## COMPITO 1
Nel testo sugli accordi tra USA e Russia, quale quotidiano riporta che l'amministrazione Trump starebbe trattando con Mosca?
## COMPITO 2
Trascriva fedelmente, dal testo sugli accordi tra USA e Russia, il tratto che va da "In tal senso" fino a "ancora molto lontana.".

Donald Trump (Foto: Tg5)
Gli USA e la Russia starebbero per siglare dei nuovi accordi commerciali. Lo riporta in queste ore l’autorevole quotidiano americano New York Times, precisando che l’amministrazione Trump starebbe colloquiando con Mosca di varie tematiche. Si pensa ad esempio al settore energetico, ma anche ad investimenti, e nel contempo potrebbero emergere accordi comuni su altri settori che per il momento non sono noti. Si tratta di una mossa che, come riferisce ancora il NYT, avrebbe fatto storcere il naso ad alcuni funzionari del governo, convinti che stringendo nuovi accordi commerciali con la Russia non si farebbe altro che rafforzare la posizione di Mosca, tenendo conto che in corso vi è la guerra in Ucraina che non trova la luce in fondo al tunnel.
C’è poi da tenere in considerazione un altro aspetto non da poco, ovvero, che proprio di recente il Congresso degli Stati Uniti ha approvato delle nuove sanzioni “punitive” contro Mosca, di conseguenza bisognerà ben capire come si inquadra questo complesso sistema di strategia che sta portando avanti la Casa Bianca. Il portavoce del Cremlino, Peskov, ha già fatto sapere che le nuove sanzioni sono considerate degli atti ostili, ed inoltre, non si fa altro che mettere ostacoli nel raggiungimento dell’obiettivo finale che resta sempre quello della pace in Ucraina.
In tal senso però, non si registrano passi in avanti concreti nonostante Trump si sia detto fiducioso dopo la telefonata intercorsa con Putin lo scorso nove settembre. Da una parte c’è infatti la Russia che pretende di annettere determinati territori ucraini occupati da mesi, mentre dall’altra Kiev chiede maggiori sicurezze e tutele una volta che sarà chiuso il conflitto, temendo che Mosca possa tornare ad attaccarla alla prima occasione buona. Nel frattempo non si placano i bombardamenti con nuove vittime e feriti in varie zone del territorio ucraino: la luce in fondo al tunnel resta ancora molto lontana.

## ESTRATTI DEI DATI
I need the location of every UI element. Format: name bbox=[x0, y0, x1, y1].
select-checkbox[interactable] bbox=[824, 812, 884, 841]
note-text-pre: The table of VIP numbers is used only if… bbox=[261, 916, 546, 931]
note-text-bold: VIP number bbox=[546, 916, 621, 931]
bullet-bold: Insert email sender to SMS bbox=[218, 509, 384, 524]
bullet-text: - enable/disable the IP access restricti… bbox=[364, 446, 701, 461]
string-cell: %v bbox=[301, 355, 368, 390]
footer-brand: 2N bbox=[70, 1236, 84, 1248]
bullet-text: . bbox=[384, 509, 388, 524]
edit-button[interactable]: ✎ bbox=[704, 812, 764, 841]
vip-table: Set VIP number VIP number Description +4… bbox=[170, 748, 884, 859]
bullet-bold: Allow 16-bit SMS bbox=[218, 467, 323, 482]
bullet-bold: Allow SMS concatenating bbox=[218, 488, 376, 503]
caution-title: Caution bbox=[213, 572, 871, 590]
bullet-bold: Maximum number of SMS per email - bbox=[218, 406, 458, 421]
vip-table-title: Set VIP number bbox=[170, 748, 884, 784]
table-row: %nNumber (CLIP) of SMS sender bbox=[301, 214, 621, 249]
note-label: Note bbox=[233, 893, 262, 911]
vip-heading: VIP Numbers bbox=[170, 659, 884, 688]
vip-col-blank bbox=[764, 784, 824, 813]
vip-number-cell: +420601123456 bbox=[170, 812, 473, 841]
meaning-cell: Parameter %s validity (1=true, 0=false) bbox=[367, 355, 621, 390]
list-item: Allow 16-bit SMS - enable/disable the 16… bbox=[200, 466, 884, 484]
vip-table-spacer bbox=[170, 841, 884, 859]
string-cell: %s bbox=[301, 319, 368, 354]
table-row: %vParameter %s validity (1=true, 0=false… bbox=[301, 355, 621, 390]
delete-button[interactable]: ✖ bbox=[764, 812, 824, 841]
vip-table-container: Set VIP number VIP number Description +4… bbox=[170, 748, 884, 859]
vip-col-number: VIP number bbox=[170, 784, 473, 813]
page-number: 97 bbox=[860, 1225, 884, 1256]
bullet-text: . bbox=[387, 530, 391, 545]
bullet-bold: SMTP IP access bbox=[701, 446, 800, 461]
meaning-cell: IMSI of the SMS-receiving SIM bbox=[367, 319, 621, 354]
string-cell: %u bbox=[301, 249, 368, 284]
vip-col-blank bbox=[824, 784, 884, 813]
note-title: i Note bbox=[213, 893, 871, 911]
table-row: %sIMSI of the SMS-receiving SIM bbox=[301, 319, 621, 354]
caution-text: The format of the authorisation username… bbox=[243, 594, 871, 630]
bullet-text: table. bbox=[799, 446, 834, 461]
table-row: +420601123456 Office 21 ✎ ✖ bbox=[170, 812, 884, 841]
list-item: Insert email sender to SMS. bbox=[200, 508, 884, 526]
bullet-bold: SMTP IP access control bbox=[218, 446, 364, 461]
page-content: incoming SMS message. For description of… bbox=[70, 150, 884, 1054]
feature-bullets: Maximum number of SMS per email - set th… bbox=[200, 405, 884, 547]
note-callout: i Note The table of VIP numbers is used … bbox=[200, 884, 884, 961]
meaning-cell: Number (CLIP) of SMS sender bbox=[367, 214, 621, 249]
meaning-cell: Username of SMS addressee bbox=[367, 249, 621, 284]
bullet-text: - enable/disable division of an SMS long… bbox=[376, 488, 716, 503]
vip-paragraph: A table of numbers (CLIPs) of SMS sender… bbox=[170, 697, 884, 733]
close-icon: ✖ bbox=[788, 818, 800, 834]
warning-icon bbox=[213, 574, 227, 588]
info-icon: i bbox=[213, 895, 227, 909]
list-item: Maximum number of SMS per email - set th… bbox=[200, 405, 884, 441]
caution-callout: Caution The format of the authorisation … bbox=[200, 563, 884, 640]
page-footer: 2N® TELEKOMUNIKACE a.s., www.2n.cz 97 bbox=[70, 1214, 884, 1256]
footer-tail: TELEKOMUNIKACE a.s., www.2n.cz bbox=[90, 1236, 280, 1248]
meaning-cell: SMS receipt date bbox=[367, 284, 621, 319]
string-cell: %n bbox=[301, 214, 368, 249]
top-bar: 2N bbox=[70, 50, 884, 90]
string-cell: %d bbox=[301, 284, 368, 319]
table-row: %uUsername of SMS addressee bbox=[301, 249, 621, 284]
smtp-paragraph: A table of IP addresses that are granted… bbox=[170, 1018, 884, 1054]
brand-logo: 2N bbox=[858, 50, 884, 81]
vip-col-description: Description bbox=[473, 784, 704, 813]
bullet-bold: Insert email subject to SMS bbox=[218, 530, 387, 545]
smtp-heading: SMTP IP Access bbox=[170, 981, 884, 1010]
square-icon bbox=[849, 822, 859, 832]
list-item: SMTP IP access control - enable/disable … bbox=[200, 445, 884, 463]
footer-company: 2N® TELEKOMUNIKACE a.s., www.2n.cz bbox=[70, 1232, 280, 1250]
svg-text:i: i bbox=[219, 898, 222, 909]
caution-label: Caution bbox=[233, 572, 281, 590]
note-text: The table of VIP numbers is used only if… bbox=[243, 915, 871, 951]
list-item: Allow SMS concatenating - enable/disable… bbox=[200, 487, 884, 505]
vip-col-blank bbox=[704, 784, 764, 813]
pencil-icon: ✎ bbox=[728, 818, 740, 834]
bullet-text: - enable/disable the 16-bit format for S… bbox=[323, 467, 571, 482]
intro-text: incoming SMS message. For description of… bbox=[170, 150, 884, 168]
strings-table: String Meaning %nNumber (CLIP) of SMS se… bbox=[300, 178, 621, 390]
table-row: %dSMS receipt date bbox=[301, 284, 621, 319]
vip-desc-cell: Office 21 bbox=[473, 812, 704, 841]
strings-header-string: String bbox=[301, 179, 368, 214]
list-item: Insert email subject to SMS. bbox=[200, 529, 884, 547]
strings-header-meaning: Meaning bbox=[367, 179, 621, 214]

## SPAZIO RISPOSTA 1
Il New York Times.

## SPAZIO RISPOSTA 2
In tal senso però, non si registrano passi in avanti concreti nonostante Trump si sia detto fiducioso dopo la telefonata intercorsa con Putin lo scorso nove settembre. Da una parte c’è infatti la Russia che pretende di annettere determinati territori ucraini occupati da mesi, mentre dall’altra Kiev chiede maggiori sicurezze e tutele una volta che sarà chiuso il conflitto, temendo che Mosca possa tornare ad attaccarla alla prima occasione buona. Nel frattempo non si placano i bombardamenti con nuove vittime e feriti in varie zone del territorio ucraino: la luce in fondo al tunnel resta ancora molto lontana.